> [Job]: Transcribe the whole listing below without changing a word, but leave out every image.

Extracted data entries
+ + +
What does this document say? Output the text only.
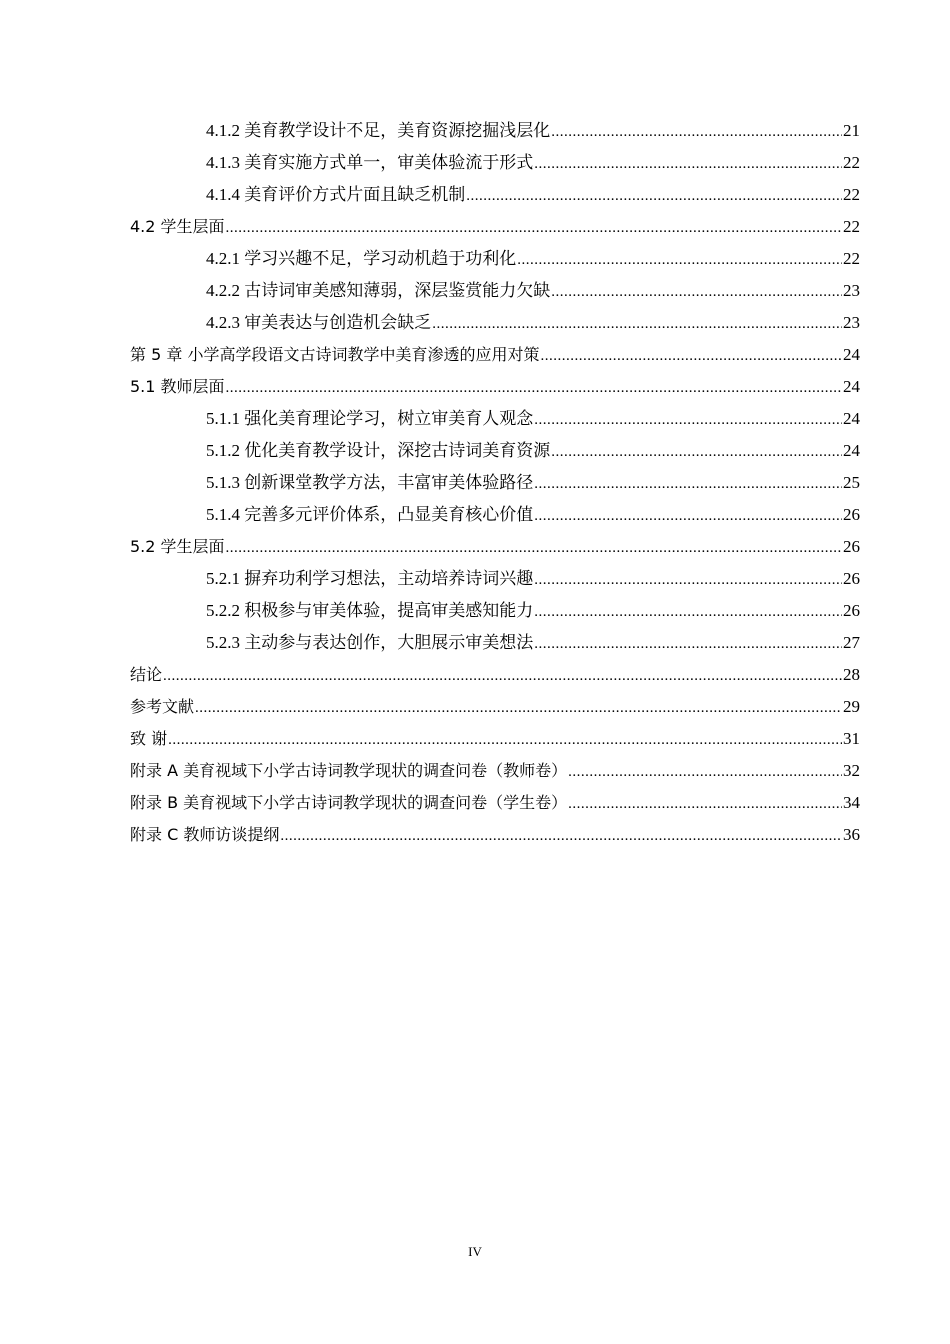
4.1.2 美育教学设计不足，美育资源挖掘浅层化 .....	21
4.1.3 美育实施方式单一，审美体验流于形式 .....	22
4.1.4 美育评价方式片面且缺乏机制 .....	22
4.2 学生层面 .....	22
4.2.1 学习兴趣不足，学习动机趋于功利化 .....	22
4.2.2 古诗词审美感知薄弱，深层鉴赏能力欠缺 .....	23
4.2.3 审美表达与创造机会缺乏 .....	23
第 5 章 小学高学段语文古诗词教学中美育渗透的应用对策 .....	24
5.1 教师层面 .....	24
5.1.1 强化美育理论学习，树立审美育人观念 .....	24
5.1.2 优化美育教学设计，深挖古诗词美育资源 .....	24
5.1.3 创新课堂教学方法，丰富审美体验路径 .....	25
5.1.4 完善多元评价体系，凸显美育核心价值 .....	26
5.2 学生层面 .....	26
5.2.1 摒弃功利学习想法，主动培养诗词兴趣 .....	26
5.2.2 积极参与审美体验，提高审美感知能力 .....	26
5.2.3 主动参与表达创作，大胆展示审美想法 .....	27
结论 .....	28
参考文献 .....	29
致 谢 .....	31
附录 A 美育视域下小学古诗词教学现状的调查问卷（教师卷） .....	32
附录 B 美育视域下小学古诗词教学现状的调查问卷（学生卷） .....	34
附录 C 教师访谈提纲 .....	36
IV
+ + +
> [Expected output]:
What does this document say? Output the text only.
4.1.2 美育教学设计不足，美育资源挖掘浅层化 .....	21
4.1.3 美育实施方式单一，审美体验流于形式 .....	22
4.1.4 美育评价方式片面且缺乏机制 .....	22
4.2 学生层面 .....	22
4.2.1 学习兴趣不足，学习动机趋于功利化 .....	22
4.2.2 古诗词审美感知薄弱，深层鉴赏能力欠缺 .....	23
4.2.3 审美表达与创造机会缺乏 .....	23
第 5 章 小学高学段语文古诗词教学中美育渗透的应用对策 .....	24
5.1 教师层面 .....	24
5.1.1 强化美育理论学习，树立审美育人观念 .....	24
5.1.2 优化美育教学设计，深挖古诗词美育资源 .....	24
5.1.3 创新课堂教学方法，丰富审美体验路径 .....	25
5.1.4 完善多元评价体系，凸显美育核心价值 .....	26
5.2 学生层面 .....	26
5.2.1 摒弃功利学习想法，主动培养诗词兴趣 .....	26
5.2.2 积极参与审美体验，提高审美感知能力 .....	26
5.2.3 主动参与表达创作，大胆展示审美想法 .....	27
结论 .....	28
参考文献 .....	29
致 谢 .....	31
附录 A 美育视域下小学古诗词教学现状的调查问卷（教师卷） .....	32
附录 B 美育视域下小学古诗词教学现状的调查问卷（学生卷） .....	34
附录 C 教师访谈提纲 .....	36
IV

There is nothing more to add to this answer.